BEGIN Extracted records

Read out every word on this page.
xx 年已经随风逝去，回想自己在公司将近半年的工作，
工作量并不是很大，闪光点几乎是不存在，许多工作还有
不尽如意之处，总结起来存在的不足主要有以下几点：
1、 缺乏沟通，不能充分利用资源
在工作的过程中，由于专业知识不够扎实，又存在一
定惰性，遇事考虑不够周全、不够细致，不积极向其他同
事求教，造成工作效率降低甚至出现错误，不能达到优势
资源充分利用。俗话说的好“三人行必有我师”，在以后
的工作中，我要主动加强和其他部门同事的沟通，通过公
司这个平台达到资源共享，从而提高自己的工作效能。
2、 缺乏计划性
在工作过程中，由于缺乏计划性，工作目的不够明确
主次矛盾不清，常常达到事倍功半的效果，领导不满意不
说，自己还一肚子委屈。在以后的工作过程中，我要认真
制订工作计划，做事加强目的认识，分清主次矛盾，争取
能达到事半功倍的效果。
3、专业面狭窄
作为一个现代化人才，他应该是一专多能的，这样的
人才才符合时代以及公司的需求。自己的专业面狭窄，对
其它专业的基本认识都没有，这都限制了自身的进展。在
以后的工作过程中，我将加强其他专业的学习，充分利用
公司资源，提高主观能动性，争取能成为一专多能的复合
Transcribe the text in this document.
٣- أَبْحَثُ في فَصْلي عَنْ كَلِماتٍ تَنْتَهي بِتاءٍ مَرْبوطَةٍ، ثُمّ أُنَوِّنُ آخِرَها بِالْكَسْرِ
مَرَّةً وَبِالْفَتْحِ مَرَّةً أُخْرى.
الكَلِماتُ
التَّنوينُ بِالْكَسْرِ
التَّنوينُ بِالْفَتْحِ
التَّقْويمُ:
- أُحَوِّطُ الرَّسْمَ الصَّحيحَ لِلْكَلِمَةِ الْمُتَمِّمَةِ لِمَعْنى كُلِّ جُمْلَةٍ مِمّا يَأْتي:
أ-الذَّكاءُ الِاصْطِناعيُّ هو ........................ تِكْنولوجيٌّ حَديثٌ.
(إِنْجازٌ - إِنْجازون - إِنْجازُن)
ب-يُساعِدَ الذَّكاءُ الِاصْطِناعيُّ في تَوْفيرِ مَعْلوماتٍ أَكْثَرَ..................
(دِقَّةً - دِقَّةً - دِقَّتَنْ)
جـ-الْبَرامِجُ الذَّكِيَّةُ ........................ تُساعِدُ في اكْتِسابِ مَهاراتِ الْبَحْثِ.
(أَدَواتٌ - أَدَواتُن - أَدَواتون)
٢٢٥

END Extracted records

• [What you will do] Search the data for the word "ناعي" and copy each line where it appears.

• [Task response]
أ-الذَّكاءُ الِاصْطِناعيُّ هو ........................ تِكْنولوجيٌّ حَديثٌ.
ب-يُساعِدَ الذَّكاءُ الِاصْطِناعيُّ في تَوْفيرِ مَعْلوماتٍ أَكْثَرَ..................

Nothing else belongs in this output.